*** Source information Section Begins ***

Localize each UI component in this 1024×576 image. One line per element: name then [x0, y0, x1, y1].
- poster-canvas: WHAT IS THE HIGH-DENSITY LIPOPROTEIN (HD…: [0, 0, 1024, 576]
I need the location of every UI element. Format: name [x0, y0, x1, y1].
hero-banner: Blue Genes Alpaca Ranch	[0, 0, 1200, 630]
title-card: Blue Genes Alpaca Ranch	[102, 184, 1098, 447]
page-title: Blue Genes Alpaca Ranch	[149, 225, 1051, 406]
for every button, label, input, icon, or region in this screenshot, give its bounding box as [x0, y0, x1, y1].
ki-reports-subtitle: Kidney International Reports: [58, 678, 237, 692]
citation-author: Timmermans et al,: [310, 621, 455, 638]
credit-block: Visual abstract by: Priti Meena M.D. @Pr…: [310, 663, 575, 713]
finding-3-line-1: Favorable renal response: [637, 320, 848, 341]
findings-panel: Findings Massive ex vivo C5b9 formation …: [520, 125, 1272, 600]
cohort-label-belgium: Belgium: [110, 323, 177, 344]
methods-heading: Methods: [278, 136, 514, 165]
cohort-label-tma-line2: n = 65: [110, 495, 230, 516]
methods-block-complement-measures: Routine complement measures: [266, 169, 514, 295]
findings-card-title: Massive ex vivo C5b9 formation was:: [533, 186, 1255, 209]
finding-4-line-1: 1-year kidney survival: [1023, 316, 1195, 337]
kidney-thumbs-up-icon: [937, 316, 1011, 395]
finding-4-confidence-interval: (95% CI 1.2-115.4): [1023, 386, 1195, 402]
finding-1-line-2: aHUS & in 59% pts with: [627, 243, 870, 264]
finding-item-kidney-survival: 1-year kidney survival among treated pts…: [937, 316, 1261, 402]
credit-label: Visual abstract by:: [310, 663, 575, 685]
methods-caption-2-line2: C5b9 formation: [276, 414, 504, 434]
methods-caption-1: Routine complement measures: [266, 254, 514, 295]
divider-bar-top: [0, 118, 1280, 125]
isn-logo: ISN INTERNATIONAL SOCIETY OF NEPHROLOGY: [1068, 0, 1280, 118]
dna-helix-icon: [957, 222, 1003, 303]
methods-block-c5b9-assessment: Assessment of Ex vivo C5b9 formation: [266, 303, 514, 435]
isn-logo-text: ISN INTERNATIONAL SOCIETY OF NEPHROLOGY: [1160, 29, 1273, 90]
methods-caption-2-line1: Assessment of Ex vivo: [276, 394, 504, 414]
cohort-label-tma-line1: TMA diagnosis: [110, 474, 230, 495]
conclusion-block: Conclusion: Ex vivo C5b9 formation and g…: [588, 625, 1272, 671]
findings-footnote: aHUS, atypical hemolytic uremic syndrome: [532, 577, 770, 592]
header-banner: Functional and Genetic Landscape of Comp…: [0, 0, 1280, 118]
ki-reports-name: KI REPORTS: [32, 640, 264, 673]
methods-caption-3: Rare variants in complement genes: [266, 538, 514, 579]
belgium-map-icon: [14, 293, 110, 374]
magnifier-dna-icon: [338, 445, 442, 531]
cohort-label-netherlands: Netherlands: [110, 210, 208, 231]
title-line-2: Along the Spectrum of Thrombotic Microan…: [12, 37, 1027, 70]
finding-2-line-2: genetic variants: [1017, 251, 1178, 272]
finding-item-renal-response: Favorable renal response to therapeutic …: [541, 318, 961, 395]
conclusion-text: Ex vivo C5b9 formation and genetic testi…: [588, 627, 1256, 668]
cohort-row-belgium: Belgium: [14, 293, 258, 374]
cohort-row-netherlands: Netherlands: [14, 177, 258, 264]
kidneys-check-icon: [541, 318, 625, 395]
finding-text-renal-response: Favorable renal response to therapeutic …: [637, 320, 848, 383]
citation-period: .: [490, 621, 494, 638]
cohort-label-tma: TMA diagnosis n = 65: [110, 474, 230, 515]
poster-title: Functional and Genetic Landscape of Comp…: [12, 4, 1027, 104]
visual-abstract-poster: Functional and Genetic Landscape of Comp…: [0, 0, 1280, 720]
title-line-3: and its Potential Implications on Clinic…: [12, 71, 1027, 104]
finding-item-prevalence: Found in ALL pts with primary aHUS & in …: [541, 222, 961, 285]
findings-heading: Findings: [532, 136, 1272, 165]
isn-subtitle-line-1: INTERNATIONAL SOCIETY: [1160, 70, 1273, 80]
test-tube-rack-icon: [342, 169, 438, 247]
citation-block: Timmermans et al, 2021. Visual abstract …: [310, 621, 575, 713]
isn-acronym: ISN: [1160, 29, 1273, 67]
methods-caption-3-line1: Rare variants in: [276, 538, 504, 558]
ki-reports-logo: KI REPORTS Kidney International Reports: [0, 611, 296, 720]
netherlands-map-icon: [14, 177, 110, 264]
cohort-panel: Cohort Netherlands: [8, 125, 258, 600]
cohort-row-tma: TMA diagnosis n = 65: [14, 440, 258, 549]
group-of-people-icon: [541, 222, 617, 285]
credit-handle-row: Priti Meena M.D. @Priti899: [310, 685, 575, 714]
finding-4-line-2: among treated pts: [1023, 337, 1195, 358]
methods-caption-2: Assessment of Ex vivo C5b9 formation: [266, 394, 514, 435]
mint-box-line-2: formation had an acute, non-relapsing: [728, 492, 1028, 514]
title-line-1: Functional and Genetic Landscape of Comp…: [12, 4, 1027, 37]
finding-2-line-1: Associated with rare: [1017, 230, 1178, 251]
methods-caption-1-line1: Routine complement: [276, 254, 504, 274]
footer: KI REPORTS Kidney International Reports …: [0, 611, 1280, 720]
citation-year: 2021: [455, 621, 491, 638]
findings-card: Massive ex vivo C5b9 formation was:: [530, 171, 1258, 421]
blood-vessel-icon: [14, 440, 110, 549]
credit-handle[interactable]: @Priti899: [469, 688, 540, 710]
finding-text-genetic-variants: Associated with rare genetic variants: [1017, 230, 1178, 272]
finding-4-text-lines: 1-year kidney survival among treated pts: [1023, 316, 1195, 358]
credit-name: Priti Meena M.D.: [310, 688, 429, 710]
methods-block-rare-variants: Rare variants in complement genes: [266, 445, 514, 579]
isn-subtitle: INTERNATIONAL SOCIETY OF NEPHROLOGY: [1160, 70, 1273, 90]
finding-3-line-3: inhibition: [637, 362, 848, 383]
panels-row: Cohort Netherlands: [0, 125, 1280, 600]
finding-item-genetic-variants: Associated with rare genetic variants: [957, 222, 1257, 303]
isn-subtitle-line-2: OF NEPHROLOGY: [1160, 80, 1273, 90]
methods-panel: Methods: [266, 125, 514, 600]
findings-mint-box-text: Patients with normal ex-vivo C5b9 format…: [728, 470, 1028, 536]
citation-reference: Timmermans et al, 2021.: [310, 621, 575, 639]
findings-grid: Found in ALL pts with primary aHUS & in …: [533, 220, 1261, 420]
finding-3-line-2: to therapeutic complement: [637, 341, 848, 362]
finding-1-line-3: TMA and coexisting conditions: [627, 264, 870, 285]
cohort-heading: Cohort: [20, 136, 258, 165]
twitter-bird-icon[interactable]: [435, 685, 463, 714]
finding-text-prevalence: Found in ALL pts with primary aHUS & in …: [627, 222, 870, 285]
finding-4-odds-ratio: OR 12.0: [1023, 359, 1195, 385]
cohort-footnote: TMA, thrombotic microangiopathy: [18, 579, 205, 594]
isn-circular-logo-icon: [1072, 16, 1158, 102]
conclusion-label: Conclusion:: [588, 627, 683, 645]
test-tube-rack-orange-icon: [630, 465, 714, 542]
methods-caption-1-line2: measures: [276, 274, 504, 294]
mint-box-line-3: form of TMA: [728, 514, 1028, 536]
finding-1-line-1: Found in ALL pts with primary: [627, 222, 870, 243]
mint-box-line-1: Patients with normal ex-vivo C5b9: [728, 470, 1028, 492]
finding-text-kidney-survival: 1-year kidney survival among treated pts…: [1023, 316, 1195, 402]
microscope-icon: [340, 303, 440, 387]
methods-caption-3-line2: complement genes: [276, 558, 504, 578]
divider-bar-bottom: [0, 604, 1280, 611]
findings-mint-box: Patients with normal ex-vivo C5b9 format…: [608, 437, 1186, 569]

*** Source information Section Ends ***

### Task brief
In the preceding records, how many lines include the word "therapeutic"? Reply with the number only.

### Solution for this problem
3